STATED PROBLEM: Exact repetition of every entry is required.

Rows from a figure dataset
------------------------

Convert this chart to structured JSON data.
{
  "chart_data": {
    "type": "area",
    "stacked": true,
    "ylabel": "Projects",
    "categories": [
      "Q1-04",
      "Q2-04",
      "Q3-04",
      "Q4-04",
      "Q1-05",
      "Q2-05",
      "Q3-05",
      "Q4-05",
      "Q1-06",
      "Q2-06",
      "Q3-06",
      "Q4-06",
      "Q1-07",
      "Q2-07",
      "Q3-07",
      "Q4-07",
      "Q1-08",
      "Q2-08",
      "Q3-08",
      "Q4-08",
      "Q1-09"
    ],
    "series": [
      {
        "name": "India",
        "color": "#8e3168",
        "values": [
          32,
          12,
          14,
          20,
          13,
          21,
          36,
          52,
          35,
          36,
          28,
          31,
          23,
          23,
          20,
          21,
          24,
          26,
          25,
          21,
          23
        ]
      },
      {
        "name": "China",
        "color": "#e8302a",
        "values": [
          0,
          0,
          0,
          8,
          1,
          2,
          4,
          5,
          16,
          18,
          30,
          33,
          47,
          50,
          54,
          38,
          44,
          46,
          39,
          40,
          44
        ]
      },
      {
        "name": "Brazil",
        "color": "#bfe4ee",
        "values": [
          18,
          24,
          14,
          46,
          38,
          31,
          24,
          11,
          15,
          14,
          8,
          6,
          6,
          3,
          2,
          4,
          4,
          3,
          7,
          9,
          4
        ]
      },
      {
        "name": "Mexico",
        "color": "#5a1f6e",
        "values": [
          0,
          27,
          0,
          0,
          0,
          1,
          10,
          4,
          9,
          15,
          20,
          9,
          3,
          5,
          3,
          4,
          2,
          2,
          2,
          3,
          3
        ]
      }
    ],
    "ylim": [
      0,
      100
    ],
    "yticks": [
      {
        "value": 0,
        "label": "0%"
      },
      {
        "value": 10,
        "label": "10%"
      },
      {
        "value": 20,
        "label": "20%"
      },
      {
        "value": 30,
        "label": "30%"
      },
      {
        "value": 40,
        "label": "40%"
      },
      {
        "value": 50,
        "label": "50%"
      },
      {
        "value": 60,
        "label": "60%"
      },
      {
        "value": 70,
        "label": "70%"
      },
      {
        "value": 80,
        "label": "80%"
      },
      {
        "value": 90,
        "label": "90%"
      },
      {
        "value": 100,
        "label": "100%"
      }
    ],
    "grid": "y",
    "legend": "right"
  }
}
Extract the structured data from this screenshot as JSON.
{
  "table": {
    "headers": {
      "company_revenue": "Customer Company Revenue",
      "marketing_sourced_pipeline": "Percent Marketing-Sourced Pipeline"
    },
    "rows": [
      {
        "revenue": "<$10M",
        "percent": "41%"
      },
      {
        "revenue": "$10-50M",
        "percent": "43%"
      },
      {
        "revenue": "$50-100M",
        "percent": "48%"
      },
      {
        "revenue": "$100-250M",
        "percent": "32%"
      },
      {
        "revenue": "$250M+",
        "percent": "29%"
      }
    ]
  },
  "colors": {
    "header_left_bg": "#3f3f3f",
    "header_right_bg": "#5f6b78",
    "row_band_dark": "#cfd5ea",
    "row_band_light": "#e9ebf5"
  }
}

------------------------

WORKED ANSWER:
Convert this chart to structured JSON data.
{
  "chart_data": {
    "type": "area",
    "stacked": true,
    "ylabel": "Projects",
    "categories": [
      "Q1-04",
      "Q2-04",
      "Q3-04",
      "Q4-04",
      "Q1-05",
      "Q2-05",
      "Q3-05",
      "Q4-05",
      "Q1-06",
      "Q2-06",
      "Q3-06",
      "Q4-06",
      "Q1-07",
      "Q2-07",
      "Q3-07",
      "Q4-07",
      "Q1-08",
      "Q2-08",
      "Q3-08",
      "Q4-08",
      "Q1-09"
    ],
    "series": [
      {
        "name": "India",
        "color": "#8e3168",
        "values": [
          32,
          12,
          14,
          20,
          13,
          21,
          36,
          52,
          35,
          36,
          28,
          31,
          23,
          23,
          20,
          21,
          24,
          26,
          25,
          21,
          23
        ]
      },
      {
        "name": "China",
        "color": "#e8302a",
        "values": [
          0,
          0,
          0,
          8,
          1,
          2,
          4,
          5,
          16,
          18,
          30,
          33,
          47,
          50,
          54,
          38,
          44,
          46,
          39,
          40,
          44
        ]
      },
      {
        "name": "Brazil",
        "color": "#bfe4ee",
        "values": [
          18,
          24,
          14,
          46,
          38,
          31,
          24,
          11,
          15,
          14,
          8,
          6,
          6,
          3,
          2,
          4,
          4,
          3,
          7,
          9,
          4
        ]
      },
      {
        "name": "Mexico",
        "color": "#5a1f6e",
        "values": [
          0,
          27,
          0,
          0,
          0,
          1,
          10,
          4,
          9,
          15,
          20,
          9,
          3,
          5,
          3,
          4,
          2,
          2,
          2,
          3,
          3
        ]
      }
    ],
    "ylim": [
      0,
      100
    ],
    "yticks": [
      {
        "value": 0,
        "label": "0%"
      },
      {
        "value": 10,
        "label": "10%"
      },
      {
        "value": 20,
        "label": "20%"
      },
      {
        "value": 30,
        "label": "30%"
      },
      {
        "value": 40,
        "label": "40%"
      },
      {
        "value": 50,
        "label": "50%"
      },
      {
        "value": 60,
        "label": "60%"
      },
      {
        "value": 70,
        "label": "70%"
      },
      {
        "value": 80,
        "label": "80%"
      },
      {
        "value": 90,
        "label": "90%"
      },
      {
        "value": 100,
        "label": "100%"
      }
    ],
    "grid": "y",
    "legend": "right"
  }
}
Extract the structured data from this screenshot as JSON.
{
  "table": {
    "headers": {
      "company_revenue": "Customer Company Revenue",
      "marketing_sourced_pipeline": "Percent Marketing-Sourced Pipeline"
    },
    "rows": [
      {
        "revenue": "<$10M",
        "percent": "41%"
      },
      {
        "revenue": "$10-50M",
        "percent": "43%"
      },
      {
        "revenue": "$50-100M",
        "percent": "48%"
      },
      {
        "revenue": "$100-250M",
        "percent": "32%"
      },
      {
        "revenue": "$250M+",
        "percent": "29%"
      }
    ]
  },
  "colors": {
    "header_left_bg": "#3f3f3f",
    "header_right_bg": "#5f6b78",
    "row_band_dark": "#cfd5ea",
    "row_band_light": "#e9ebf5"
  }
}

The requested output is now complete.